- _PROBLEM_
Say how many lines in the data below contain the word "standards", and give no other text.
------------------------
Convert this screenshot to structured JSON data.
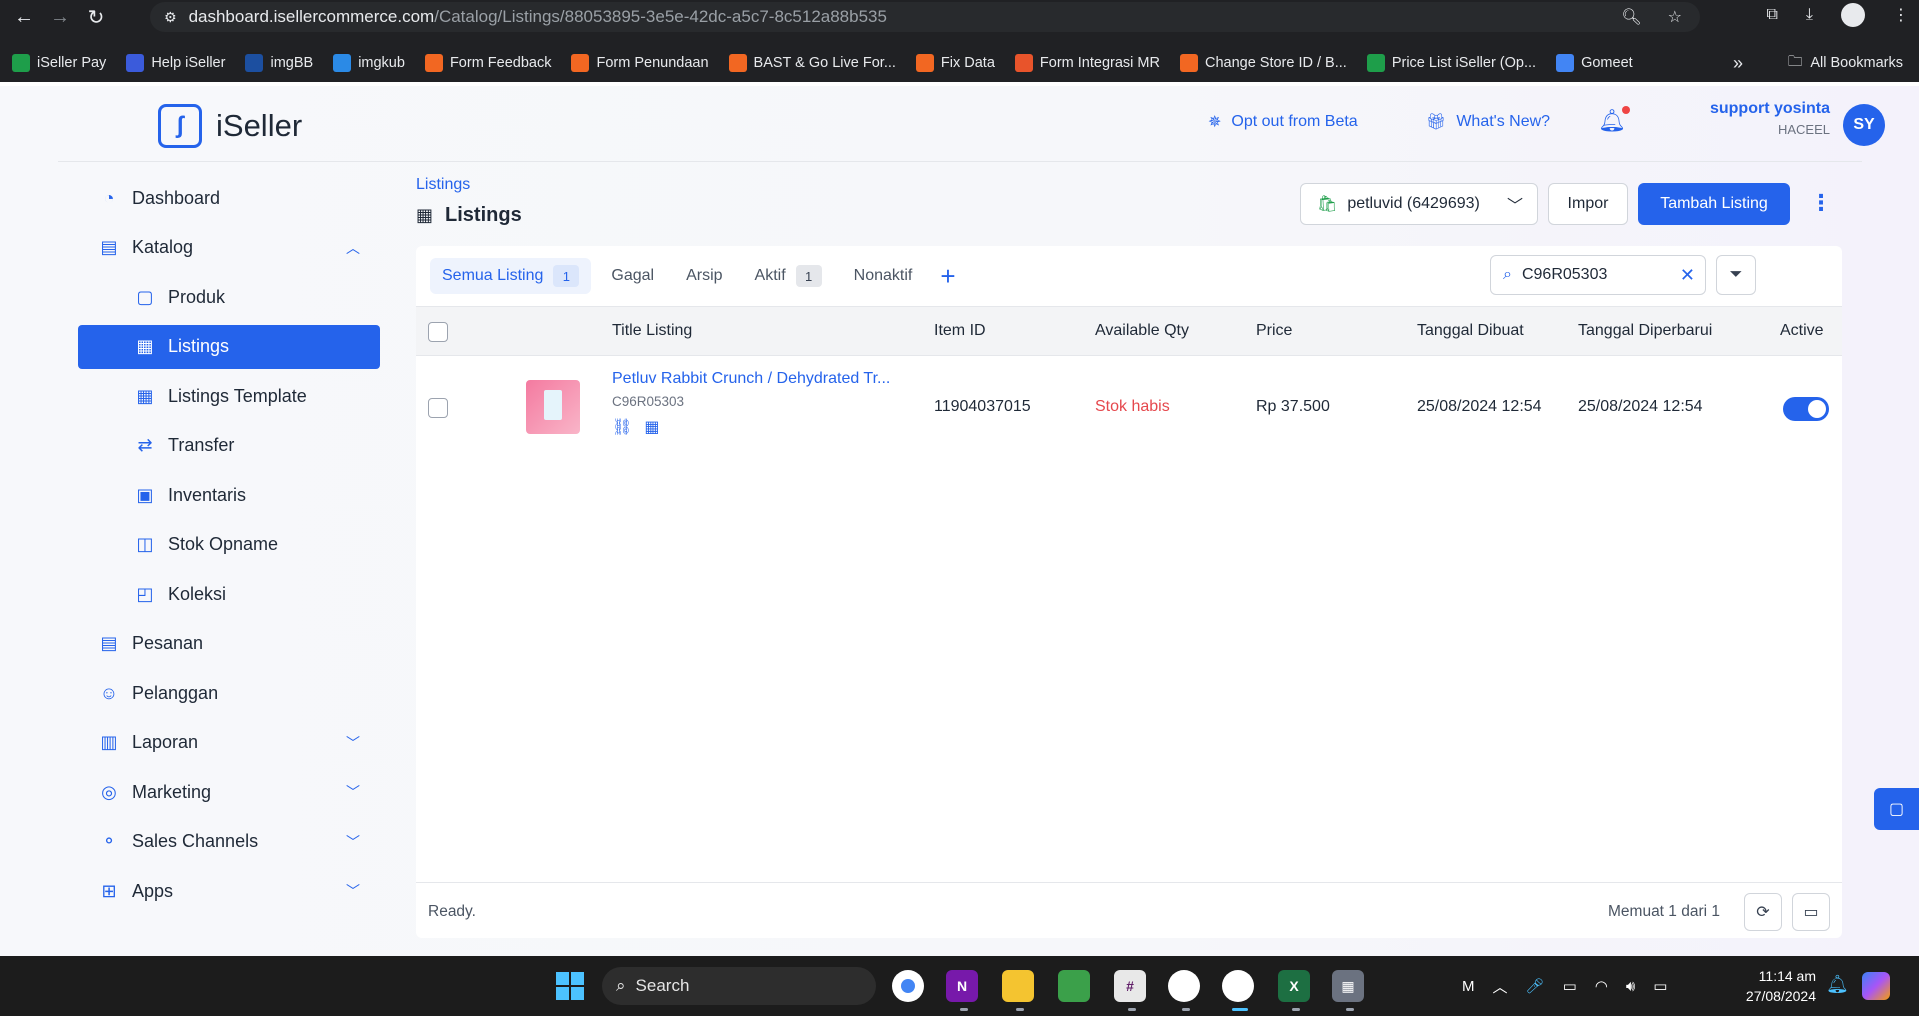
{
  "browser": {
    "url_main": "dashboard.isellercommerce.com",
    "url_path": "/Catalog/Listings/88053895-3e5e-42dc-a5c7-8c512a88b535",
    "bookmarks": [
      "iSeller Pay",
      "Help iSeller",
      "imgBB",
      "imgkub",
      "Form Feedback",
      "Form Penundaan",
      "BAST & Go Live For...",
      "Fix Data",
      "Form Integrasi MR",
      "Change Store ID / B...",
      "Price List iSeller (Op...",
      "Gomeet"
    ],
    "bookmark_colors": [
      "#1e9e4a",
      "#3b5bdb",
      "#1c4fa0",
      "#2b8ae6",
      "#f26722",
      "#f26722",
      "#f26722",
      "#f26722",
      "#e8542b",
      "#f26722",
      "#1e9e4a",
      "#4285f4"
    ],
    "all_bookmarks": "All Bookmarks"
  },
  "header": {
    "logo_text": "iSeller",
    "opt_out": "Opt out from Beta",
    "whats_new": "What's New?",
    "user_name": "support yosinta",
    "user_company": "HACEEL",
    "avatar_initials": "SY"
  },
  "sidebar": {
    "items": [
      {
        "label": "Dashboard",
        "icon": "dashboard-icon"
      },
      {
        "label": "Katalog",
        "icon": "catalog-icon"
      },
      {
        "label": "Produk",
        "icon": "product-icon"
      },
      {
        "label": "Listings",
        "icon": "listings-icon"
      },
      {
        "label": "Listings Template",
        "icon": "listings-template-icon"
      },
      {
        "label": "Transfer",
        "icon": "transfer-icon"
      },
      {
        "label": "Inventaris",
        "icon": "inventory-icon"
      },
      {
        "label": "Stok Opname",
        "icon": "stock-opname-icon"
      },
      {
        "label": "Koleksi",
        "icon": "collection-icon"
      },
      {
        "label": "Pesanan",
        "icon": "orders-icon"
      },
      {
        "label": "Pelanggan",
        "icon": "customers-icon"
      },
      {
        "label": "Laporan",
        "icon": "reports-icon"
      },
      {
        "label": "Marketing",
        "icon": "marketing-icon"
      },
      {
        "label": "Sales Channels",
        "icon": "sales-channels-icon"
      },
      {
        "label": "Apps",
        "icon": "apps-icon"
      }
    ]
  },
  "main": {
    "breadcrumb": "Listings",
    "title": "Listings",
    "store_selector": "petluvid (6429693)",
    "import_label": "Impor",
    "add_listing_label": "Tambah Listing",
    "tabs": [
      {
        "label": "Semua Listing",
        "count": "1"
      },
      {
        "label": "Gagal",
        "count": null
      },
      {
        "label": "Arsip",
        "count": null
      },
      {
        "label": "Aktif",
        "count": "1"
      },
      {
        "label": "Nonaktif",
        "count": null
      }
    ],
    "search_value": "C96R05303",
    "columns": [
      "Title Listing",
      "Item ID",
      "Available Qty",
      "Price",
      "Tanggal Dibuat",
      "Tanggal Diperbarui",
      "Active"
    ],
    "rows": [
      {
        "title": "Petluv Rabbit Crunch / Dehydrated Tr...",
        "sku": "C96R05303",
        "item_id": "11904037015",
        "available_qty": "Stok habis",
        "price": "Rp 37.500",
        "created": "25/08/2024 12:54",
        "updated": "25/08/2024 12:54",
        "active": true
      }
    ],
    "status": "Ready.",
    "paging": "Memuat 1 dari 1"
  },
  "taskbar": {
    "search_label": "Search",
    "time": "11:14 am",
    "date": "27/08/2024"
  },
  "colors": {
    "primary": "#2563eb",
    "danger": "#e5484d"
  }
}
------------------------
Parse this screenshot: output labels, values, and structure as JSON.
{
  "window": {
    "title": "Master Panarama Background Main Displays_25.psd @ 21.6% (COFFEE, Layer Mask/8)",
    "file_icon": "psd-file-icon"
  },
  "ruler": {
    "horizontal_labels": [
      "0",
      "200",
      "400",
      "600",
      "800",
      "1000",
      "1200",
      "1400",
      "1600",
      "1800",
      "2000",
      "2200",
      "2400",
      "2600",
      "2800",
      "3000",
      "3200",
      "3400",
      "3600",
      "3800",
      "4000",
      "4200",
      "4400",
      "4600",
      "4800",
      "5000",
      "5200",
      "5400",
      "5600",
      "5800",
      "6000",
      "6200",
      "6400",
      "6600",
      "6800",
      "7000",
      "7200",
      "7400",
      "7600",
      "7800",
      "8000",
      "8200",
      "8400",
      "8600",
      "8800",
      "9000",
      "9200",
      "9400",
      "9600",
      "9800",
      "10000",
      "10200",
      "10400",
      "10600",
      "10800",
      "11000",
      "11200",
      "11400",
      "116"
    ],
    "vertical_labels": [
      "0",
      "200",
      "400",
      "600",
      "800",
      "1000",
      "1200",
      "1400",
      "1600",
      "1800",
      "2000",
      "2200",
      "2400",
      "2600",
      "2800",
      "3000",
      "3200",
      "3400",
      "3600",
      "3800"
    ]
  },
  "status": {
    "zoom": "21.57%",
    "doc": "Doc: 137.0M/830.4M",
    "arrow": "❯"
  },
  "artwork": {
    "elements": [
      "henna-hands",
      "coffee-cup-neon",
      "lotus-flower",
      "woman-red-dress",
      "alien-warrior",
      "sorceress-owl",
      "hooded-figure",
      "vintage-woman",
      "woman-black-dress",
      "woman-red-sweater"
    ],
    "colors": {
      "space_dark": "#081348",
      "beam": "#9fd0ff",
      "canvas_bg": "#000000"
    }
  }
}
------------------------
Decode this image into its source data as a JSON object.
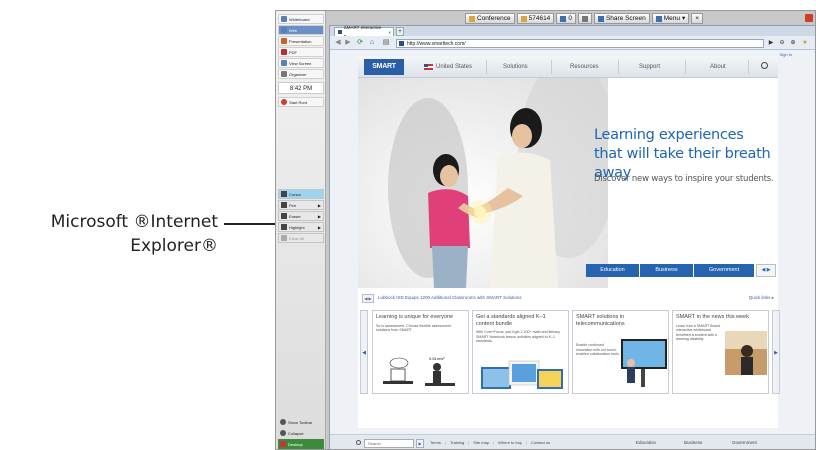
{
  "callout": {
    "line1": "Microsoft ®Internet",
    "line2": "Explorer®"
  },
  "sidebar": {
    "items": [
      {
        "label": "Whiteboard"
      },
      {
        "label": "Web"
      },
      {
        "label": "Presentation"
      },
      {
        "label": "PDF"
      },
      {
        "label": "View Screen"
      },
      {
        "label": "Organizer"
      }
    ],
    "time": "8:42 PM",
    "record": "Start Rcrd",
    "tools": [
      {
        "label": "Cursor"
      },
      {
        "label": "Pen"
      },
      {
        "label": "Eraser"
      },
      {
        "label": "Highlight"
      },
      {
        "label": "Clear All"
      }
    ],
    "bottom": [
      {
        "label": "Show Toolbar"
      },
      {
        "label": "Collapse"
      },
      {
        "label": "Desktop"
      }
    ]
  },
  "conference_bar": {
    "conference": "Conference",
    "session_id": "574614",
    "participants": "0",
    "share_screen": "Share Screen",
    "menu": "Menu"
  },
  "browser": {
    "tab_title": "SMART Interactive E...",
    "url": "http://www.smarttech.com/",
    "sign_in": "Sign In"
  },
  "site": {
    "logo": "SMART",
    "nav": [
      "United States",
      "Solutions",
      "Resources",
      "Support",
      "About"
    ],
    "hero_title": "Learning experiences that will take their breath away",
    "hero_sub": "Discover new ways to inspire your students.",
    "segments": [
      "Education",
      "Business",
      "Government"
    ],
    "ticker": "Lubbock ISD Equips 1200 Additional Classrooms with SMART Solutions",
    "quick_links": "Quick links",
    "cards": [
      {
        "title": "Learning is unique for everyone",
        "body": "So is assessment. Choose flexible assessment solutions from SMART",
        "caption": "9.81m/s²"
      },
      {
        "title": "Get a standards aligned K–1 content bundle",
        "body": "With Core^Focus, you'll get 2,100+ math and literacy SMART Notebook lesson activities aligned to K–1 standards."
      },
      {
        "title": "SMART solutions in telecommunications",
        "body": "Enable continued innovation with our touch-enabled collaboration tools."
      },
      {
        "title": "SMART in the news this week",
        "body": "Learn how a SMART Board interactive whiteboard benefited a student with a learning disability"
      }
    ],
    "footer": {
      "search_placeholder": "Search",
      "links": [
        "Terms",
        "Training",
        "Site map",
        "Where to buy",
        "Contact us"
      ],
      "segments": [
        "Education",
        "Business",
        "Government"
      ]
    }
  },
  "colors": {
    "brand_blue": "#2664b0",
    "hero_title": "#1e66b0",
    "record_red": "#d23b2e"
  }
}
------------------------
- _OUTPUT FOR THIS TASK_
2